Stated problem => Pick out every line in the data below that holds "visited".

Dataset rows

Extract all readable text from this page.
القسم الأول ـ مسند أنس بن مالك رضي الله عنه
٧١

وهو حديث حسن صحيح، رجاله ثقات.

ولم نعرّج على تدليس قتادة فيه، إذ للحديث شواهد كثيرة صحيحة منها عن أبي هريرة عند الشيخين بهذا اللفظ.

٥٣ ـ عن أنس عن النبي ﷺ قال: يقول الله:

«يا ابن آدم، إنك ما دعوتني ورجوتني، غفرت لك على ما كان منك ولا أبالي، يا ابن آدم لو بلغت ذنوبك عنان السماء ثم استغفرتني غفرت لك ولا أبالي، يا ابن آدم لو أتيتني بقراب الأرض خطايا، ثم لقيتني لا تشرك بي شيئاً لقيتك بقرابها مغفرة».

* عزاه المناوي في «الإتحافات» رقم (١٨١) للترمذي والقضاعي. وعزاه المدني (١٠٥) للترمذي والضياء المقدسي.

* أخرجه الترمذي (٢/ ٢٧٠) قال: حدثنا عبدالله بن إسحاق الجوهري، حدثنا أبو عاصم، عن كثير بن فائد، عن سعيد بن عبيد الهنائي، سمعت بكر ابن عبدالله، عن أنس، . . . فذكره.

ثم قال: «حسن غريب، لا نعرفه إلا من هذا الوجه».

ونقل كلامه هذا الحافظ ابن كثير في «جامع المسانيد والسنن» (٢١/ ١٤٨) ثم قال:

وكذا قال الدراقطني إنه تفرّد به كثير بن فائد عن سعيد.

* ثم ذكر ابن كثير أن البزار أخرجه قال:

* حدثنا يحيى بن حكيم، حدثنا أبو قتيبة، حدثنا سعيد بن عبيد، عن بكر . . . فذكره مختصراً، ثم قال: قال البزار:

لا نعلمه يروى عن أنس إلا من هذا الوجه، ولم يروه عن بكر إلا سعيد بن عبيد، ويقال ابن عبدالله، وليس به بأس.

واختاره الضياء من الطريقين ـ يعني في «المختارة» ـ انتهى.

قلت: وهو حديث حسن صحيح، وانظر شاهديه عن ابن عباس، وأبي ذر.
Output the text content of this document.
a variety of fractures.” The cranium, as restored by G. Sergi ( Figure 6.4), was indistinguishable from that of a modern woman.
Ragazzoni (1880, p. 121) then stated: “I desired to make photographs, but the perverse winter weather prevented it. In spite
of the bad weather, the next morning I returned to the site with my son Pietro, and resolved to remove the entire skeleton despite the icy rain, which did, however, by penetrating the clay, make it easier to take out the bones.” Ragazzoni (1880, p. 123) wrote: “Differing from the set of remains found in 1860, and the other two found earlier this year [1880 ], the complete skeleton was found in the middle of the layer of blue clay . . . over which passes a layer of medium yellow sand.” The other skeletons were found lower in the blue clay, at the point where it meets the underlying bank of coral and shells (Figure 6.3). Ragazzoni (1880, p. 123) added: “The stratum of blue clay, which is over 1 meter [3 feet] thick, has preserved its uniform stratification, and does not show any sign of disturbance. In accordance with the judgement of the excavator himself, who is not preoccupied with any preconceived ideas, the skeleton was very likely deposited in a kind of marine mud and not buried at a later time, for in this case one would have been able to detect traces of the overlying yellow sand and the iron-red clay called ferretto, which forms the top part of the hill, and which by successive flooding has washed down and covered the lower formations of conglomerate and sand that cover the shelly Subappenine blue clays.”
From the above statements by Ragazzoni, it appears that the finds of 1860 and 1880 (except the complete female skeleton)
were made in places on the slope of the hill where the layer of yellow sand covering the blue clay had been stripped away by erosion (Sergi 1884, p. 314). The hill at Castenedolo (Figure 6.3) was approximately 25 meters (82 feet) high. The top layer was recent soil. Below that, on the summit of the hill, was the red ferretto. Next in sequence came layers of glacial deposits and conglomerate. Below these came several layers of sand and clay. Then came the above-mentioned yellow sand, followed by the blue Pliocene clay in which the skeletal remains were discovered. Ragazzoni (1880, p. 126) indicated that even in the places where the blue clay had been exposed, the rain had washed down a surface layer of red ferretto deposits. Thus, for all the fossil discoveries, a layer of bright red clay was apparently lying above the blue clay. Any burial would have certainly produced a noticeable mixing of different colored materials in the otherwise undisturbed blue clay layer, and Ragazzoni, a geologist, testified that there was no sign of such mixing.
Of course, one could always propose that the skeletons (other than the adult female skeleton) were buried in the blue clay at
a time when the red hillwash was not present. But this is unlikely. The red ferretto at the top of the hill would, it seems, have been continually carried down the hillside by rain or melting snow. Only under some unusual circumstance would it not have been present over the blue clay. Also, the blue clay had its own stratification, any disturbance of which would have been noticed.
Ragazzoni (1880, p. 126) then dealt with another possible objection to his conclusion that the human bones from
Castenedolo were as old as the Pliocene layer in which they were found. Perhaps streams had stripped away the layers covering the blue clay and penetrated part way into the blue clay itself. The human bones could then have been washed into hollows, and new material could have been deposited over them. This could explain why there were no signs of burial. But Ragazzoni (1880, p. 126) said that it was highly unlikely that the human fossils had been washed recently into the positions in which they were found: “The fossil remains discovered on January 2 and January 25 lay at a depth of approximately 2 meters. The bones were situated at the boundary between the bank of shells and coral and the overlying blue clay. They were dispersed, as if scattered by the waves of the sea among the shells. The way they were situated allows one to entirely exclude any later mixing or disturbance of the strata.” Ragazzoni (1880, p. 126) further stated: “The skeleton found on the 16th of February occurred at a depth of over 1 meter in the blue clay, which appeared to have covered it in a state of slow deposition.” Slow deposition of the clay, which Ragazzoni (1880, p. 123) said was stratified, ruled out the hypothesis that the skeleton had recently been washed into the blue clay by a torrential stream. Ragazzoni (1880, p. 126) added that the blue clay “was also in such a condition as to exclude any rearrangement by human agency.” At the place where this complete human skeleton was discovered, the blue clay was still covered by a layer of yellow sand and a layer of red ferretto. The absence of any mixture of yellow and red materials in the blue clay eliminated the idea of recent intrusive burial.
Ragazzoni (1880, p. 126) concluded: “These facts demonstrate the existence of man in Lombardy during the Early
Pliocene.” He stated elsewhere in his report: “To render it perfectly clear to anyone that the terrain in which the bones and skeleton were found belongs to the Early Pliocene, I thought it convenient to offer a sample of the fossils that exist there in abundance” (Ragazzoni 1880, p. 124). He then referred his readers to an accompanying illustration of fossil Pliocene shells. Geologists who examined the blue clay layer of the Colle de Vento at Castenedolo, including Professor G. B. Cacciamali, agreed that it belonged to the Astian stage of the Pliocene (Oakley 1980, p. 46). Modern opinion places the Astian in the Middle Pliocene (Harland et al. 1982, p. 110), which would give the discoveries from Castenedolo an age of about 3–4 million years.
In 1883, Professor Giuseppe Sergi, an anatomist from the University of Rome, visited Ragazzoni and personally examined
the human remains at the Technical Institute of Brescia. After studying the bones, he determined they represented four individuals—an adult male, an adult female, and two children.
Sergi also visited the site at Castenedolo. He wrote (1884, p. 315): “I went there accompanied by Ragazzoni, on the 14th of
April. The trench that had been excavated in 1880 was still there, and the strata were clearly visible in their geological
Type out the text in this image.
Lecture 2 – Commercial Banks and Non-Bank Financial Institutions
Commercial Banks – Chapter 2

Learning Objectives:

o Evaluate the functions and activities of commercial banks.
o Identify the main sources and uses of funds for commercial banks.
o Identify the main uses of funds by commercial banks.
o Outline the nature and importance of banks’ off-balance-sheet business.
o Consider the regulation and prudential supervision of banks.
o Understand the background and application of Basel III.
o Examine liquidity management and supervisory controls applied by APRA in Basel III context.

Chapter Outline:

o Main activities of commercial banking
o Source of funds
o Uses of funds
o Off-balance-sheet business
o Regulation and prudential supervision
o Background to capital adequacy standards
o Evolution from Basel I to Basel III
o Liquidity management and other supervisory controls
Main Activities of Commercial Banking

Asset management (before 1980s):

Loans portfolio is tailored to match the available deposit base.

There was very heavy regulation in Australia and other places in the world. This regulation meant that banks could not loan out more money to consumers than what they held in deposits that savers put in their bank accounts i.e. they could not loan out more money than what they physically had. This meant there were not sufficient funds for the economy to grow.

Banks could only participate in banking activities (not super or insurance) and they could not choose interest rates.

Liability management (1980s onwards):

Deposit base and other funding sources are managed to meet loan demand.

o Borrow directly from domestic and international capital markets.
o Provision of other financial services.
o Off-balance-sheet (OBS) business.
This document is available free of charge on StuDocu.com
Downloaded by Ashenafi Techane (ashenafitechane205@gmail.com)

Expected answer =>
In 1883, Professor Giuseppe Sergi, an anatomist from the University of Rome, visited Ragazzoni and personally examined
Sergi also visited the site at Castenedolo. He wrote (1884, p. 315): “I went there accompanied by Ragazzoni, on the 14th of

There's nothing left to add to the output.